■ **CHALLENGE**
All of the records below should be output exactly.

[Some records]
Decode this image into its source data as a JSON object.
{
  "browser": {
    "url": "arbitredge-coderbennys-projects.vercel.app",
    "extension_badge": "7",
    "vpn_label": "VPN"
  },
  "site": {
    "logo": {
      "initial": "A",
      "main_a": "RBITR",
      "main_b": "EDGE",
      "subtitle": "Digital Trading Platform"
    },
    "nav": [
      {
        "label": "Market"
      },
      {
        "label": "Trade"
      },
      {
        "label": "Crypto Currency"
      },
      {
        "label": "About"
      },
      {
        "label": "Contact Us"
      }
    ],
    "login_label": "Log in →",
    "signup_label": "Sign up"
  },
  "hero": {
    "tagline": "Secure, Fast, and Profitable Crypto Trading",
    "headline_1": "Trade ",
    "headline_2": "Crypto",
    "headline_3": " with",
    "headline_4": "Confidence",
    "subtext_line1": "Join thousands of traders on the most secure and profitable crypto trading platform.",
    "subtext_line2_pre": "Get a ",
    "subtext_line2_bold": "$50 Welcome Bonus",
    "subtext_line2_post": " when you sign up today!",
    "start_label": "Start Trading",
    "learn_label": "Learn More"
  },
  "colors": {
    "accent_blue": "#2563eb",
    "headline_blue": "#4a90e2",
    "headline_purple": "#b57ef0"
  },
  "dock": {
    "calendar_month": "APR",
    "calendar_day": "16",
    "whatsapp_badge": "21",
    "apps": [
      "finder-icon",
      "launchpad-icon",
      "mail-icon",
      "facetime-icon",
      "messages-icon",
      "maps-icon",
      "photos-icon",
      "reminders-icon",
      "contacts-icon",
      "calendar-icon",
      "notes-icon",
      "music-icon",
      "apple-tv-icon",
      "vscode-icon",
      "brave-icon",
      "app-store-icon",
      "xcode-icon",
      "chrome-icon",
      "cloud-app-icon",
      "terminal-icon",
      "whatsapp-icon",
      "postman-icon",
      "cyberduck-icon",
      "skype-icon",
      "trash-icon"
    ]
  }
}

■ **THE OUTPUT**
Decode this image into its source data as a JSON object.
{
  "browser": {
    "url": "arbitredge-coderbennys-projects.vercel.app",
    "extension_badge": "7",
    "vpn_label": "VPN"
  },
  "site": {
    "logo": {
      "initial": "A",
      "main_a": "RBITR",
      "main_b": "EDGE",
      "subtitle": "Digital Trading Platform"
    },
    "nav": [
      {
        "label": "Market"
      },
      {
        "label": "Trade"
      },
      {
        "label": "Crypto Currency"
      },
      {
        "label": "About"
      },
      {
        "label": "Contact Us"
      }
    ],
    "login_label": "Log in →",
    "signup_label": "Sign up"
  },
  "hero": {
    "tagline": "Secure, Fast, and Profitable Crypto Trading",
    "headline_1": "Trade ",
    "headline_2": "Crypto",
    "headline_3": " with",
    "headline_4": "Confidence",
    "subtext_line1": "Join thousands of traders on the most secure and profitable crypto trading platform.",
    "subtext_line2_pre": "Get a ",
    "subtext_line2_bold": "$50 Welcome Bonus",
    "subtext_line2_post": " when you sign up today!",
    "start_label": "Start Trading",
    "learn_label": "Learn More"
  },
  "colors": {
    "accent_blue": "#2563eb",
    "headline_blue": "#4a90e2",
    "headline_purple": "#b57ef0"
  },
  "dock": {
    "calendar_month": "APR",
    "calendar_day": "16",
    "whatsapp_badge": "21",
    "apps": [
      "finder-icon",
      "launchpad-icon",
      "mail-icon",
      "facetime-icon",
      "messages-icon",
      "maps-icon",
      "photos-icon",
      "reminders-icon",
      "contacts-icon",
      "calendar-icon",
      "notes-icon",
      "music-icon",
      "apple-tv-icon",
      "vscode-icon",
      "brave-icon",
      "app-store-icon",
      "xcode-icon",
      "chrome-icon",
      "cloud-app-icon",
      "terminal-icon",
      "whatsapp-icon",
      "postman-icon",
      "cyberduck-icon",
      "skype-icon",
      "trash-icon"
    ]
  }
}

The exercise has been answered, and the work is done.